- [WORK TO COMPLETE]: Reproduce the records below in full and exactly, without their images.

- [RECORDS]:
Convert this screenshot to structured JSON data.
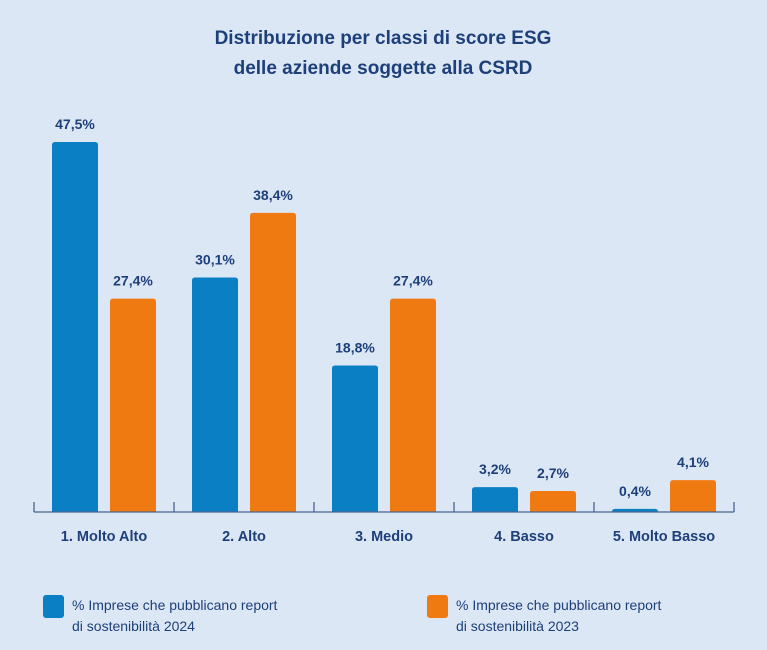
{
  "chart_data": {
    "type": "bar",
    "title": [
      "Distribuzione per classi di score ESG",
      "delle aziende soggette alla CSRD"
    ],
    "xlabel": "",
    "ylabel": "",
    "ylim": [
      0,
      50
    ],
    "grid": false,
    "legend_position": "bottom",
    "categories": [
      "1. Molto Alto",
      "2. Alto",
      "3. Medio",
      "4. Basso",
      "5. Molto Basso"
    ],
    "series": [
      {
        "name": "% Imprese che pubblicano report di sostenibilità 2024",
        "legend_lines": [
          "% Imprese che pubblicano report",
          "di sostenibilità 2024"
        ],
        "color": "#0a7fc4",
        "values": [
          47.5,
          30.1,
          18.8,
          3.2,
          0.4
        ],
        "labels": [
          "47,5%",
          "30,1%",
          "18,8%",
          "3,2%",
          "0,4%"
        ]
      },
      {
        "name": "% Imprese che pubblicano report di sostenibilità 2023",
        "legend_lines": [
          "% Imprese che pubblicano report",
          "di sostenibilità 2023"
        ],
        "color": "#f07a12",
        "values": [
          27.4,
          38.4,
          27.4,
          2.7,
          4.1
        ],
        "labels": [
          "27,4%",
          "38,4%",
          "27,4%",
          "2,7%",
          "4,1%"
        ]
      }
    ],
    "axis_color": "#4a6390"
  }
}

- [PROBLEM SOLUTION]:
Convert this screenshot to structured JSON data.
{
  "chart_data": {
    "type": "bar",
    "title": [
      "Distribuzione per classi di score ESG",
      "delle aziende soggette alla CSRD"
    ],
    "xlabel": "",
    "ylabel": "",
    "ylim": [
      0,
      50
    ],
    "grid": false,
    "legend_position": "bottom",
    "categories": [
      "1. Molto Alto",
      "2. Alto",
      "3. Medio",
      "4. Basso",
      "5. Molto Basso"
    ],
    "series": [
      {
        "name": "% Imprese che pubblicano report di sostenibilità 2024",
        "legend_lines": [
          "% Imprese che pubblicano report",
          "di sostenibilità 2024"
        ],
        "color": "#0a7fc4",
        "values": [
          47.5,
          30.1,
          18.8,
          3.2,
          0.4
        ],
        "labels": [
          "47,5%",
          "30,1%",
          "18,8%",
          "3,2%",
          "0,4%"
        ]
      },
      {
        "name": "% Imprese che pubblicano report di sostenibilità 2023",
        "legend_lines": [
          "% Imprese che pubblicano report",
          "di sostenibilità 2023"
        ],
        "color": "#f07a12",
        "values": [
          27.4,
          38.4,
          27.4,
          2.7,
          4.1
        ],
        "labels": [
          "27,4%",
          "38,4%",
          "27,4%",
          "2,7%",
          "4,1%"
        ]
      }
    ],
    "axis_color": "#4a6390"
  }
}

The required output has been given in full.